**TASK BRIEF**: Copy every record below, exactly as written.

[Records excerpted from a collection]
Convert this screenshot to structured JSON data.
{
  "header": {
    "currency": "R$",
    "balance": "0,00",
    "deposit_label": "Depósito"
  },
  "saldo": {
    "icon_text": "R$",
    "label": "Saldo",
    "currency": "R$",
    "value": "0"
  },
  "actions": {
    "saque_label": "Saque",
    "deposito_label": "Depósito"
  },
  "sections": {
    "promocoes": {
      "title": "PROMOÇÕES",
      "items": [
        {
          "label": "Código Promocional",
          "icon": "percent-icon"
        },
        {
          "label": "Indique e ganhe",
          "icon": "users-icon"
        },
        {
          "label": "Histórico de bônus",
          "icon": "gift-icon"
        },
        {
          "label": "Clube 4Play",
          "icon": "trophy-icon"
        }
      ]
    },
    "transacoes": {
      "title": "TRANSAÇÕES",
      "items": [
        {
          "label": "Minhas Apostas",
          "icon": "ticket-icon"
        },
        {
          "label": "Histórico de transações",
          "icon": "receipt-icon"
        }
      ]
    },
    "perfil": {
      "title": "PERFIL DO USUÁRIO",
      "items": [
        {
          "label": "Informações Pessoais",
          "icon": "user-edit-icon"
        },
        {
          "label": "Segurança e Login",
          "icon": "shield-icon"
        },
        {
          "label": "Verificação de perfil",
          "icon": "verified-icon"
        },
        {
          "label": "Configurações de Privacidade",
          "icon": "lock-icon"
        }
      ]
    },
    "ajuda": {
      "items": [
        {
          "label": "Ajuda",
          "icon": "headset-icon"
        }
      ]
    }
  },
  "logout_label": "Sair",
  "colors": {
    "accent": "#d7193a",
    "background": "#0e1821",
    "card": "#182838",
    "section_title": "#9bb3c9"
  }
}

**EXPECTED OUTPUT**:
Convert this screenshot to structured JSON data.
{
  "header": {
    "currency": "R$",
    "balance": "0,00",
    "deposit_label": "Depósito"
  },
  "saldo": {
    "icon_text": "R$",
    "label": "Saldo",
    "currency": "R$",
    "value": "0"
  },
  "actions": {
    "saque_label": "Saque",
    "deposito_label": "Depósito"
  },
  "sections": {
    "promocoes": {
      "title": "PROMOÇÕES",
      "items": [
        {
          "label": "Código Promocional",
          "icon": "percent-icon"
        },
        {
          "label": "Indique e ganhe",
          "icon": "users-icon"
        },
        {
          "label": "Histórico de bônus",
          "icon": "gift-icon"
        },
        {
          "label": "Clube 4Play",
          "icon": "trophy-icon"
        }
      ]
    },
    "transacoes": {
      "title": "TRANSAÇÕES",
      "items": [
        {
          "label": "Minhas Apostas",
          "icon": "ticket-icon"
        },
        {
          "label": "Histórico de transações",
          "icon": "receipt-icon"
        }
      ]
    },
    "perfil": {
      "title": "PERFIL DO USUÁRIO",
      "items": [
        {
          "label": "Informações Pessoais",
          "icon": "user-edit-icon"
        },
        {
          "label": "Segurança e Login",
          "icon": "shield-icon"
        },
        {
          "label": "Verificação de perfil",
          "icon": "verified-icon"
        },
        {
          "label": "Configurações de Privacidade",
          "icon": "lock-icon"
        }
      ]
    },
    "ajuda": {
      "items": [
        {
          "label": "Ajuda",
          "icon": "headset-icon"
        }
      ]
    }
  },
  "logout_label": "Sair",
  "colors": {
    "accent": "#d7193a",
    "background": "#0e1821",
    "card": "#182838",
    "section_title": "#9bb3c9"
  }
}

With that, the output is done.